--- QUOTED PASSAGE ---
▼▼▼

From 1947 to 1956, he taught at Howard University. In 1956, Franklin was selected to chair the history department at Brooklyn College, the first person of color to head a major history department. Franklin served there until 1964, when he was recruited by the University of Chicago. He spent 1962 as a visiting professor at the University of Cambridge, holding the Professorship of American History and Institutions.

David Levering Lewis, who has twice won the Pulitzer Prize for history, said that while he was deciding to become a historian, he learned that Franklin, his mentor, had been named departmental chairman at Brooklyn College.

Now that certainly is a distinction. It had never happened before that a person of color had chaired a major history department. That meant a lot to me. If I had doubt about (the) viability of a career in history, that example certainly helped put to rest such concerns.[10]

In researching his prize-winning biography of W. E. B. Du Bois, Lewis said he became aware of Franklin's

courage during that period in the 1950s when Du Bois became an un-person, when many progressives were tarred and feathered with the brush of subversion. John Hope Franklin was a rock; he was loyal to his friends. In the case of W. E. B. Du Bois, Franklin spoke out in his defense, not (about) Du Bois's communism, but of the right of an intellectual to express ideas that were not popular. I find that admirable. It was a high risk to take and we may be heading again into a period when the free concourse of ideas in the academy will have a price put upon it. In the final years of an active teaching career, I will have John Hope Franklin's example of high scholarship, great courage and civic activism.[10]

From 1964 through 1968, Franklin was a professor of history at the University of Chicago, and chair of the department from 1967 to 1970. He was named to the endowed position of John Matthews Manly Distinguished Service Professor, which he held from 1969 to 1982. He was appointed to the Fulbright Board of Foreign Scholarships, 1962–1969, and was its chair from 1966 to 1969.

▲▲▲

--- RECORDS SHOWN ---
▼▼▼

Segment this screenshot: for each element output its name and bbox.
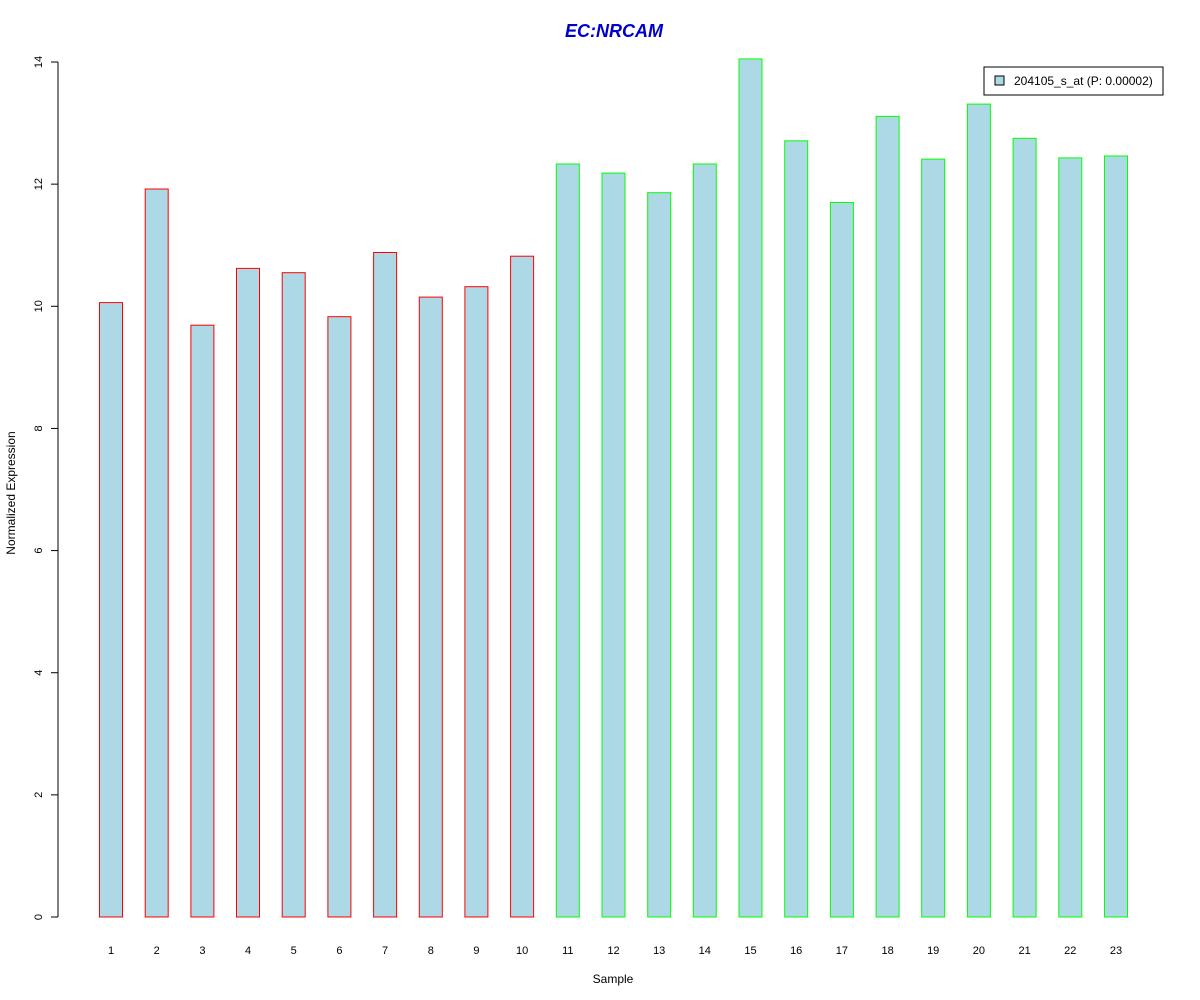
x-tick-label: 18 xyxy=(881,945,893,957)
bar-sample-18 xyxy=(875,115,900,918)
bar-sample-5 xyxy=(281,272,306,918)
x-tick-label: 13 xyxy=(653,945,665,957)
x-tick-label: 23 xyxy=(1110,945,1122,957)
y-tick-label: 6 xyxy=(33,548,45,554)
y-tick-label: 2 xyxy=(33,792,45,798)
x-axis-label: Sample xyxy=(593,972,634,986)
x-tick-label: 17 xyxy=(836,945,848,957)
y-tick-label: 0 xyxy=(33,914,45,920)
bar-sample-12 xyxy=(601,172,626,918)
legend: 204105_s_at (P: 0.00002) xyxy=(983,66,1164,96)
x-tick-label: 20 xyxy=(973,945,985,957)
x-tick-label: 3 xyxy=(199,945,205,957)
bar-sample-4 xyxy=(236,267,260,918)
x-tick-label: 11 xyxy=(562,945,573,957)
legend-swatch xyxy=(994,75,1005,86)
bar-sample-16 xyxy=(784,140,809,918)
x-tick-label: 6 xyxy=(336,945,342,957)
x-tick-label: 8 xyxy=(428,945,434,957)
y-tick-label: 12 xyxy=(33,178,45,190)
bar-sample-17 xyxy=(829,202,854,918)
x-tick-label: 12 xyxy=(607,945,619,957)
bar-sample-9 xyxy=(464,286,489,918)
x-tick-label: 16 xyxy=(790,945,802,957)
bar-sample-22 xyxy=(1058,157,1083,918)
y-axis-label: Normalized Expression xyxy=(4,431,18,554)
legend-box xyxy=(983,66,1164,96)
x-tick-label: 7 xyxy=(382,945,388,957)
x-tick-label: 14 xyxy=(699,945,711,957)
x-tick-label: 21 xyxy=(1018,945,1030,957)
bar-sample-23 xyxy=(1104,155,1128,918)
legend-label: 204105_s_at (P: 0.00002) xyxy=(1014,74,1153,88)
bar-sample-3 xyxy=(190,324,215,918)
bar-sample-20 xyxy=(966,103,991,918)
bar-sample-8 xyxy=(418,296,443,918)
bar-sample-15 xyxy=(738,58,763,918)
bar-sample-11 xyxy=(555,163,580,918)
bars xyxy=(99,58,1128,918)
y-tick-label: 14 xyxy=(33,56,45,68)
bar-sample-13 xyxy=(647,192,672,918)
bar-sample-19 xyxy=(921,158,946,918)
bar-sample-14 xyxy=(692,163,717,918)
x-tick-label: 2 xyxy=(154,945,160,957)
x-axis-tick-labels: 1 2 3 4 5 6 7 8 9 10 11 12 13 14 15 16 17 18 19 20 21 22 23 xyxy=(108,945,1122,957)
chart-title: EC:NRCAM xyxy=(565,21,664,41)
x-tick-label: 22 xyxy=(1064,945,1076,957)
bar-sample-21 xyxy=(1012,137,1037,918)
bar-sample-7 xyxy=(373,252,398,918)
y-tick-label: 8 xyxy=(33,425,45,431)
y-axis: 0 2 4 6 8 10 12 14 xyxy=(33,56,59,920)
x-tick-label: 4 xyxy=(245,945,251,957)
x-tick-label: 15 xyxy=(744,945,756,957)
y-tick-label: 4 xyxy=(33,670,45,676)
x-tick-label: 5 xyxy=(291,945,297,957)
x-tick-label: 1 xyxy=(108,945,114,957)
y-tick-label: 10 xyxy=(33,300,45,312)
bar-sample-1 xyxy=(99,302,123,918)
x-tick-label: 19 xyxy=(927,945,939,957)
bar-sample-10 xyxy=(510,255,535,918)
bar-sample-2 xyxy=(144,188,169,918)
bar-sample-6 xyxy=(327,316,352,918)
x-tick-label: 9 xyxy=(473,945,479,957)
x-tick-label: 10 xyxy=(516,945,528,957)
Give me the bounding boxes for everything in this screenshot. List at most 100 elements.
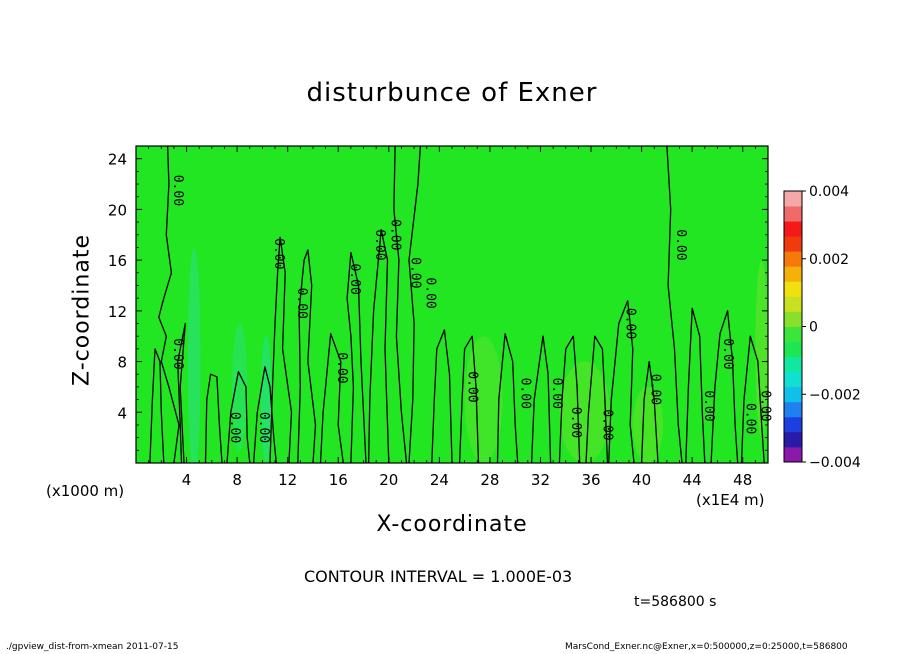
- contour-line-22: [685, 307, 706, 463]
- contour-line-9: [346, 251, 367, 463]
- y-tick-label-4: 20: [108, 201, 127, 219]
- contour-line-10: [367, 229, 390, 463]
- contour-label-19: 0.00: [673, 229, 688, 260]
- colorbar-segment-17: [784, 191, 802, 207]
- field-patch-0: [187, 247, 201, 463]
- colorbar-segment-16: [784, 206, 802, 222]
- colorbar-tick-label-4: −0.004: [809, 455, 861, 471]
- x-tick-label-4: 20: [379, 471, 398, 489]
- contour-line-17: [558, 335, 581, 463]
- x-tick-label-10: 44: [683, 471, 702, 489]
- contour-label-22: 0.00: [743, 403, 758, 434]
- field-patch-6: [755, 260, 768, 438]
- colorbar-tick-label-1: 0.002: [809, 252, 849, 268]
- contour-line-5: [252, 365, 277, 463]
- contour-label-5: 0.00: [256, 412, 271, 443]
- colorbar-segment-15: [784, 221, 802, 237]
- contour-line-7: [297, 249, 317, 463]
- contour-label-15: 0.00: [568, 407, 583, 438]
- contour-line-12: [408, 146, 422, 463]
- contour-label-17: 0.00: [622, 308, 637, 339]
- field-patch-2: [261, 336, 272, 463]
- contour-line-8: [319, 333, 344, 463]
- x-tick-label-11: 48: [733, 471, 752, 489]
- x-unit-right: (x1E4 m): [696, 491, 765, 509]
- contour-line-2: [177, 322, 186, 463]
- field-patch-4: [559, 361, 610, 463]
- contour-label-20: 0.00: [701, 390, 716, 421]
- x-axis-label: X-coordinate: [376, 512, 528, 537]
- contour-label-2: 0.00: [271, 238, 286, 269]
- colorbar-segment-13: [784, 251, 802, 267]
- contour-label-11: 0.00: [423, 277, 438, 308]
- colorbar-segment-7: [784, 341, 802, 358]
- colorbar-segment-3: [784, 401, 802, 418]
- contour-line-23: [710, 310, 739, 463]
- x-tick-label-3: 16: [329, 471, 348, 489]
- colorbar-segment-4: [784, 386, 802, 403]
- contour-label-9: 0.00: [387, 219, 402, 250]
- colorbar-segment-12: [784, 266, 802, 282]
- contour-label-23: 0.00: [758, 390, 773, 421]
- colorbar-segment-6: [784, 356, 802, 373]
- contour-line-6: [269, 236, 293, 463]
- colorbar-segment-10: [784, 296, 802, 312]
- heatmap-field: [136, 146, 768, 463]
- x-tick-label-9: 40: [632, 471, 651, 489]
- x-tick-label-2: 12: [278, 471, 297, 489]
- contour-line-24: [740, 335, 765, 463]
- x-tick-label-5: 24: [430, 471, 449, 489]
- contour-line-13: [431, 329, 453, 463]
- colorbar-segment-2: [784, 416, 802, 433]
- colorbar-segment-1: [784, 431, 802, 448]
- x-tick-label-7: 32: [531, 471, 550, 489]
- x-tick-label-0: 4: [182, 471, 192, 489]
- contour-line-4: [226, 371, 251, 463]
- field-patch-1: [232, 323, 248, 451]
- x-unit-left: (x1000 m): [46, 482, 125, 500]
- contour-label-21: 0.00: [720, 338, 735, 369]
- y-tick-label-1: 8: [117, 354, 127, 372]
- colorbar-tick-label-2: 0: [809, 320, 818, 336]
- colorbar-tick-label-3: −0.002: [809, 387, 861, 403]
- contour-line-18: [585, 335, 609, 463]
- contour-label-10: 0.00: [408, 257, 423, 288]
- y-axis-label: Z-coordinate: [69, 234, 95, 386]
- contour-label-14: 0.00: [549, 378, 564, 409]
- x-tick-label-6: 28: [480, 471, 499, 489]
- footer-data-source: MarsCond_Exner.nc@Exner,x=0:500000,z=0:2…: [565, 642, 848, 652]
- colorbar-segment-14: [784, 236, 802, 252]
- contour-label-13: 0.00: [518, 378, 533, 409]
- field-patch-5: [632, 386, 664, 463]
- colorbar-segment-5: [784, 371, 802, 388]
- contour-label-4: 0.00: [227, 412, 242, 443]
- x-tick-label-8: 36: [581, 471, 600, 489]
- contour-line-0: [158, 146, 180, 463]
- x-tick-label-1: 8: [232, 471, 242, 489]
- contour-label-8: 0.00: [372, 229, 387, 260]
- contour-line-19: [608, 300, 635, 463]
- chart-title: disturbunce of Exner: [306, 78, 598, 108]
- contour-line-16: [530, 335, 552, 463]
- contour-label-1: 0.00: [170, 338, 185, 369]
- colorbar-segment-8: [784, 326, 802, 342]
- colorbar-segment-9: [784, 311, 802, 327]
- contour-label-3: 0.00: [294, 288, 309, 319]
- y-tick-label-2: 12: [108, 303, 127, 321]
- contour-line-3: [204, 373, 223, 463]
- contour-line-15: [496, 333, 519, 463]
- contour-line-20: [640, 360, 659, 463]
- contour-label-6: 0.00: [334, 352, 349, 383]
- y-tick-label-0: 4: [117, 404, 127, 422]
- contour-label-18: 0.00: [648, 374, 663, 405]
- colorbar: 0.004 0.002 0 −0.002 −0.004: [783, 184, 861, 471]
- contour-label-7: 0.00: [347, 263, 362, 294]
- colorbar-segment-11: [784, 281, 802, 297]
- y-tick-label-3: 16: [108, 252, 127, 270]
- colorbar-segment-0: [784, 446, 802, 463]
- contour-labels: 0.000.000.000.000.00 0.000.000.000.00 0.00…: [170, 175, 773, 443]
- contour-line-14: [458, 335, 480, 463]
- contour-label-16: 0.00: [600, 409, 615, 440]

▲▲▲

--- TASK TO COMPLETE ---
In the passage on John Hope Franklin, turn the paragraph beginning "From 1964 through 1968" into a short list that keeps its main facts. Nothing here requires the listing.

--- PROBLEM SOLUTION ---
- Professor of history at the University of Chicago, 1964–1968
- Chair of the history department there, 1967–1970
- John Matthews Manly Distinguished Service Professor, 1969–1982
- Member of the Fulbright Board of Foreign Scholarships, 1962–1969, and its chair, 1966–1969